(THE TASK)
Pick out every line in the material below that contains the string "主题分类", treating upper and lower case as different, and copy each of those lines.

***

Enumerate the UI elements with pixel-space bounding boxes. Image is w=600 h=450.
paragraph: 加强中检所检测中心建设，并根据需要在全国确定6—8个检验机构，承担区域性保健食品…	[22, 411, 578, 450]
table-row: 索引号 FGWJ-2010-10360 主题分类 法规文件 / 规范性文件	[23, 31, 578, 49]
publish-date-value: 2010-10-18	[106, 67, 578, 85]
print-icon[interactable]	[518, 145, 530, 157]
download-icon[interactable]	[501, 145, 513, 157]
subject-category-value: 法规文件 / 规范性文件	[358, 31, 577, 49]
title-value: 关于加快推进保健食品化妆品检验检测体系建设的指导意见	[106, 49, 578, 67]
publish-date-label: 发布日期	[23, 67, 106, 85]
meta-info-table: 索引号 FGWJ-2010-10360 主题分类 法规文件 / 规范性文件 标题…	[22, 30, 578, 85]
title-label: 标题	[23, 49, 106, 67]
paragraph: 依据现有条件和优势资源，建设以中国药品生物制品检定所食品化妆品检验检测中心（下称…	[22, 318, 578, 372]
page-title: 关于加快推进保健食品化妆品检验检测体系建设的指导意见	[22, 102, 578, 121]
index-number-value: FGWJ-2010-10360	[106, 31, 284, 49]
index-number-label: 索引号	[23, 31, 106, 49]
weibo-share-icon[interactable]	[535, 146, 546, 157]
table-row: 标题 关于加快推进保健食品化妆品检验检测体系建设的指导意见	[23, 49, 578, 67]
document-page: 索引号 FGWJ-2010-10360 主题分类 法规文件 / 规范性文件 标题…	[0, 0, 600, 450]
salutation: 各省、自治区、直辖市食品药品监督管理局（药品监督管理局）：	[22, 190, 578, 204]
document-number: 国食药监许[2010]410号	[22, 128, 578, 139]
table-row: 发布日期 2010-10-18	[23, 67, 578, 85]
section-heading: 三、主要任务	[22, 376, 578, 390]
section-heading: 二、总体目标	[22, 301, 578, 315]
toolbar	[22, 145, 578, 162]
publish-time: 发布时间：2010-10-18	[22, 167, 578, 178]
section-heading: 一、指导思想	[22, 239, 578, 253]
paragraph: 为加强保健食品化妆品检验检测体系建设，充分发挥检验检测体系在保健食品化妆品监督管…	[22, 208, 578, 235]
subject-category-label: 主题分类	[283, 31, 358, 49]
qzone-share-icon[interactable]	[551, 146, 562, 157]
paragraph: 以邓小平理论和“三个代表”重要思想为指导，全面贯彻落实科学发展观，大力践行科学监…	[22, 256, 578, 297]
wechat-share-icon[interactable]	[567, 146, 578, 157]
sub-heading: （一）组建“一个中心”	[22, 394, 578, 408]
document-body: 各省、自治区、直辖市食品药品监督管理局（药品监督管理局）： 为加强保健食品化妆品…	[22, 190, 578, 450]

***

(RESULT OF THE TASK)
table-row: 索引号 FGWJ-2010-10360 主题分类 法规文件 / 规范性文件	[23, 31, 578, 49]
meta-info-table: 索引号 FGWJ-2010-10360 主题分类 法规文件 / 规范性文件 标题…	[22, 30, 578, 85]
document-page: 索引号 FGWJ-2010-10360 主题分类 法规文件 / 规范性文件 标题…	[0, 0, 600, 450]
subject-category-label: 主题分类	[283, 31, 358, 49]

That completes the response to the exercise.